- Do this: Search the listing below for the string "prisons" and copy every line where it occurs.
-- START --
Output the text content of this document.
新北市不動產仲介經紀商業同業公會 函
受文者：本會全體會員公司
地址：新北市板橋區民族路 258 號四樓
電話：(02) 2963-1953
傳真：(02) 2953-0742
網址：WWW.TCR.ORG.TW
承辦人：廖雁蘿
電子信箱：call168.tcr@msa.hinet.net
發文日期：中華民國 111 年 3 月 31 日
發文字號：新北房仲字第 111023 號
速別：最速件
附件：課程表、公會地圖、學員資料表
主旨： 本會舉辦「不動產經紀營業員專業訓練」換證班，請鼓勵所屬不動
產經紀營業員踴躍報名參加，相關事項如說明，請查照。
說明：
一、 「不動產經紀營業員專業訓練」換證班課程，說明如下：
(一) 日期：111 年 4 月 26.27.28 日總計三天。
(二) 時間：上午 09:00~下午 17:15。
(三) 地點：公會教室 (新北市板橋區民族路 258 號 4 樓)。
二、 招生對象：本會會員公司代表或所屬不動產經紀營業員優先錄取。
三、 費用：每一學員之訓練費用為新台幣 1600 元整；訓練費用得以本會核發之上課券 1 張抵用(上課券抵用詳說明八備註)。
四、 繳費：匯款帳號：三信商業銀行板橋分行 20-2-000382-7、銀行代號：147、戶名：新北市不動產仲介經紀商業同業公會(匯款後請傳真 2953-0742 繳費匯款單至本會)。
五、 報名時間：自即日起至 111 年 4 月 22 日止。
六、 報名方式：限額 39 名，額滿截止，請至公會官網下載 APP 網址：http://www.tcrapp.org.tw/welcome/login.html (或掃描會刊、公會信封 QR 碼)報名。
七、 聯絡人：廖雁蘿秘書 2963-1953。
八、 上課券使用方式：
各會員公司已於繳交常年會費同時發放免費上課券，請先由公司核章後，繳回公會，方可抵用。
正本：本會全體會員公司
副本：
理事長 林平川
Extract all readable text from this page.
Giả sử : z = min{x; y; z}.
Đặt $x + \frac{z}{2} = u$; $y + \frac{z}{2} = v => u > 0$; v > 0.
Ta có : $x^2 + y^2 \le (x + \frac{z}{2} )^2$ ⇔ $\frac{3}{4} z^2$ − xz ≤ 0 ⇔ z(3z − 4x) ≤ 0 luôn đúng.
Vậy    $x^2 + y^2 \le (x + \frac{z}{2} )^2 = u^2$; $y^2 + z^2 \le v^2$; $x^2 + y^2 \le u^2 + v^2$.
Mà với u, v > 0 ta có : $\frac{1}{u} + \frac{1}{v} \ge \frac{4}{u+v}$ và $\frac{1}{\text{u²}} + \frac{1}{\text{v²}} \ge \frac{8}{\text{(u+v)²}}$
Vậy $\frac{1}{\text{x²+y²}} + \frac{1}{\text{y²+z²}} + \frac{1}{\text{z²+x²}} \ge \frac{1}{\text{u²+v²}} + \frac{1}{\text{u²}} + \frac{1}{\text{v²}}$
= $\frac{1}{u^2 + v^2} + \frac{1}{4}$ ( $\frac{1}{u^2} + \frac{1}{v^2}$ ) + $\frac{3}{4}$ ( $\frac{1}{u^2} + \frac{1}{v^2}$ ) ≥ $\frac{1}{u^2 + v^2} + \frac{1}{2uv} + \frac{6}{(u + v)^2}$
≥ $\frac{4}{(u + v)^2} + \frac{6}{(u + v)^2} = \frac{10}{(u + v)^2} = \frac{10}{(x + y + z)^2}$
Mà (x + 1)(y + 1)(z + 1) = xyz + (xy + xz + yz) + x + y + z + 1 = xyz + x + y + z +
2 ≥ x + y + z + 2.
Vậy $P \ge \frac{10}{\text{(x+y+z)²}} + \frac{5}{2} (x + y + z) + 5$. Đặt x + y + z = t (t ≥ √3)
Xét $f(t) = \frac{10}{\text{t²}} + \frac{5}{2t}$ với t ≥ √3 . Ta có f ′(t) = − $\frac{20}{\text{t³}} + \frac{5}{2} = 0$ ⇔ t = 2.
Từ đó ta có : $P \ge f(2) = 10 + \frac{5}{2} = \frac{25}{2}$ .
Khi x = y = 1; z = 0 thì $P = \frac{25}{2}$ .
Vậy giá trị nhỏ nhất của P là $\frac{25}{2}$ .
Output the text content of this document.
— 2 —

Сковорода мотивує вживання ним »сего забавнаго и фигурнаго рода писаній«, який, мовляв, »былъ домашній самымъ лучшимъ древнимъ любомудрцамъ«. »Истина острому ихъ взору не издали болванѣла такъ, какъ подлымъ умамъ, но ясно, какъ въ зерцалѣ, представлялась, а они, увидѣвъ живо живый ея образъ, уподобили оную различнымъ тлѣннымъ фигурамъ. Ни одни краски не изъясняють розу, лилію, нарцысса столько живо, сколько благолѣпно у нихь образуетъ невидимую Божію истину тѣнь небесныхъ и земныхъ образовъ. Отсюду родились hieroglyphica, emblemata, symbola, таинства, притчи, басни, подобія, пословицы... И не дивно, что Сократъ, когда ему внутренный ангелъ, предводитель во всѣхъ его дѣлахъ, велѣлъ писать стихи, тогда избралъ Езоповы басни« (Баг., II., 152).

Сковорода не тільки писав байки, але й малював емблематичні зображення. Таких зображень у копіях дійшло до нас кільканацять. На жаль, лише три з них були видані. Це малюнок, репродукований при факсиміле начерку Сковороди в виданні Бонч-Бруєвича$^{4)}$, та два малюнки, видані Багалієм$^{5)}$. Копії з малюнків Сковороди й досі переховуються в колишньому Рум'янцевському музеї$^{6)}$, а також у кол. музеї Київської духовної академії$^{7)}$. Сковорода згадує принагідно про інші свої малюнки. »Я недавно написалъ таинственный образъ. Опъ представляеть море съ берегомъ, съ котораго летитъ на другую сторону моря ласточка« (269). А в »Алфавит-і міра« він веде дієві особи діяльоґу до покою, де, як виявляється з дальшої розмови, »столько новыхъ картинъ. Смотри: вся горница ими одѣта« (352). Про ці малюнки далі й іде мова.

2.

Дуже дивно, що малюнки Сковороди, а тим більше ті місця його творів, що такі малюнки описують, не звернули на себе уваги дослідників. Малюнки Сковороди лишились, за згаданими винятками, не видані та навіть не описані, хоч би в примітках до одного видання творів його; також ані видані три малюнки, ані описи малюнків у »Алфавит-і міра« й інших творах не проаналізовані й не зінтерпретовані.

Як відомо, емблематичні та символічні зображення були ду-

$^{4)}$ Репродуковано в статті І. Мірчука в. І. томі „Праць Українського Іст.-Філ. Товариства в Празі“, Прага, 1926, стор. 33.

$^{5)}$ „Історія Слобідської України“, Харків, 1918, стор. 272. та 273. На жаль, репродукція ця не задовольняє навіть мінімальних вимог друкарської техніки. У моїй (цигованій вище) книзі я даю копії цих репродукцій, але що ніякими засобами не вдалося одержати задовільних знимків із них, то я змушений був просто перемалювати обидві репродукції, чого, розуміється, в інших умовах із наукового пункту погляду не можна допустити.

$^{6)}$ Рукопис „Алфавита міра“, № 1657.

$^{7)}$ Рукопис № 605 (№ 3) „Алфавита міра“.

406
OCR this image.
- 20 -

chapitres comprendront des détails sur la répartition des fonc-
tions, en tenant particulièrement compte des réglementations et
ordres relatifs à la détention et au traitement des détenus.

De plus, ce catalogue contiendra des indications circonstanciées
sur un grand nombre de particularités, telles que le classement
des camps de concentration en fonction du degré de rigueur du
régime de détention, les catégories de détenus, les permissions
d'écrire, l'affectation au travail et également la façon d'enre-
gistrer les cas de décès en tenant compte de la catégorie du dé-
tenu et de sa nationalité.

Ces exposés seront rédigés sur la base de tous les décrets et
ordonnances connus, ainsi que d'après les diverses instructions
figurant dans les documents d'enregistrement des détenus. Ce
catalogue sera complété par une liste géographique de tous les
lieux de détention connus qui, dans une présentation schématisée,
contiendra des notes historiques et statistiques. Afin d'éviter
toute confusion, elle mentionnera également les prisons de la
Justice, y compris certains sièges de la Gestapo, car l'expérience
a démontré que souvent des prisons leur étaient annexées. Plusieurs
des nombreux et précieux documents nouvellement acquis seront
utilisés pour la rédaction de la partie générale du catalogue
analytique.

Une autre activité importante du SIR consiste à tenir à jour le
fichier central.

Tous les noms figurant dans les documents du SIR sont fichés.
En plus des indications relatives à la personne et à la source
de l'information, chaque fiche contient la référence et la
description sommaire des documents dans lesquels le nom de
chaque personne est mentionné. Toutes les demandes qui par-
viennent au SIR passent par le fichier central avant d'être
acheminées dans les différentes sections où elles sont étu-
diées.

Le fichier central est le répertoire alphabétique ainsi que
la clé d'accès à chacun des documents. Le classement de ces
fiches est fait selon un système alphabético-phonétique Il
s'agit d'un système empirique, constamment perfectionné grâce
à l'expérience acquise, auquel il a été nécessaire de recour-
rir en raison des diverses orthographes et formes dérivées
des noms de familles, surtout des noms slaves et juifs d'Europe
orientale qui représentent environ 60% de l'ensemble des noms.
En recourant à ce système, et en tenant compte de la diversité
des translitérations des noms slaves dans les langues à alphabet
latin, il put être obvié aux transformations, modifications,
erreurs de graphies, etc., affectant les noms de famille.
-- END --
- Answer to this exercise:
toute confusion, elle mentionnera également les prisons de la
a démontré que souvent des prisons leur étaient annexées. Plusieurs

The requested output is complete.